A block of data
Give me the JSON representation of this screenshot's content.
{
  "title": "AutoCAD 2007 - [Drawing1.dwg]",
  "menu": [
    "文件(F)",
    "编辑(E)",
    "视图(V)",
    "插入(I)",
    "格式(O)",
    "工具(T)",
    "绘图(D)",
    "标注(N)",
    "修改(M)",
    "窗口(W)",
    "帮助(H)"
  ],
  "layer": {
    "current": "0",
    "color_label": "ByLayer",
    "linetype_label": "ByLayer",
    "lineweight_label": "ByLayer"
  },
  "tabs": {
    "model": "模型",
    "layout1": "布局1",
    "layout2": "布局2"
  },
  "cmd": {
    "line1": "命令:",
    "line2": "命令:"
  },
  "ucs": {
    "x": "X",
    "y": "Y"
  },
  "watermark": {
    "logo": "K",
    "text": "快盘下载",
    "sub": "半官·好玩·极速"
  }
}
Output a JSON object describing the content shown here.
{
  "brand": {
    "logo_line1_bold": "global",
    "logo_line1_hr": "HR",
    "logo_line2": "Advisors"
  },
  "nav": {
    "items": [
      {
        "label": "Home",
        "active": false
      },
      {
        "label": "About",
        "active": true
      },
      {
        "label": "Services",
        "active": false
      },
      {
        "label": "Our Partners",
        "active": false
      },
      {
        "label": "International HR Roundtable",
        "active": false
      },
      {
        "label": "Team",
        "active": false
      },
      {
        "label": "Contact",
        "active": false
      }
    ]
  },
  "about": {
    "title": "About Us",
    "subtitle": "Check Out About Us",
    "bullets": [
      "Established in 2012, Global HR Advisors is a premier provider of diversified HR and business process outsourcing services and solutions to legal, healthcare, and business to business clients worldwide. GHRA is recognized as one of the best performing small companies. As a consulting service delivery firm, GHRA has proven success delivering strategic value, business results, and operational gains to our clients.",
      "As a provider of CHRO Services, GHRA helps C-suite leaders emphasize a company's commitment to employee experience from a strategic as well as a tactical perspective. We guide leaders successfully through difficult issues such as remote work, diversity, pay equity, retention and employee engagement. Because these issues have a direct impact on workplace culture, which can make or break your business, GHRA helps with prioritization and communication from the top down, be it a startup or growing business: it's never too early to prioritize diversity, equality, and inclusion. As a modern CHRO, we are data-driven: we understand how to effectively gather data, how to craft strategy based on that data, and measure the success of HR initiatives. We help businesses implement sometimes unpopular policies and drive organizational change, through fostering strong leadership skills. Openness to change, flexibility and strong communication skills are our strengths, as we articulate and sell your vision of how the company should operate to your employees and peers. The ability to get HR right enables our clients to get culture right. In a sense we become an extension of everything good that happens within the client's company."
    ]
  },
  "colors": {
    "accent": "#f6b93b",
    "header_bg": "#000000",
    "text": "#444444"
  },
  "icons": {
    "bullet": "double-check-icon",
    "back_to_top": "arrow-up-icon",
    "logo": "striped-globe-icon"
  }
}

Given exercise: Copy out the lines that hold "JSON".

Full answer:
Give me the JSON representation of this screenshot's content.
Output a JSON object describing the content shown here.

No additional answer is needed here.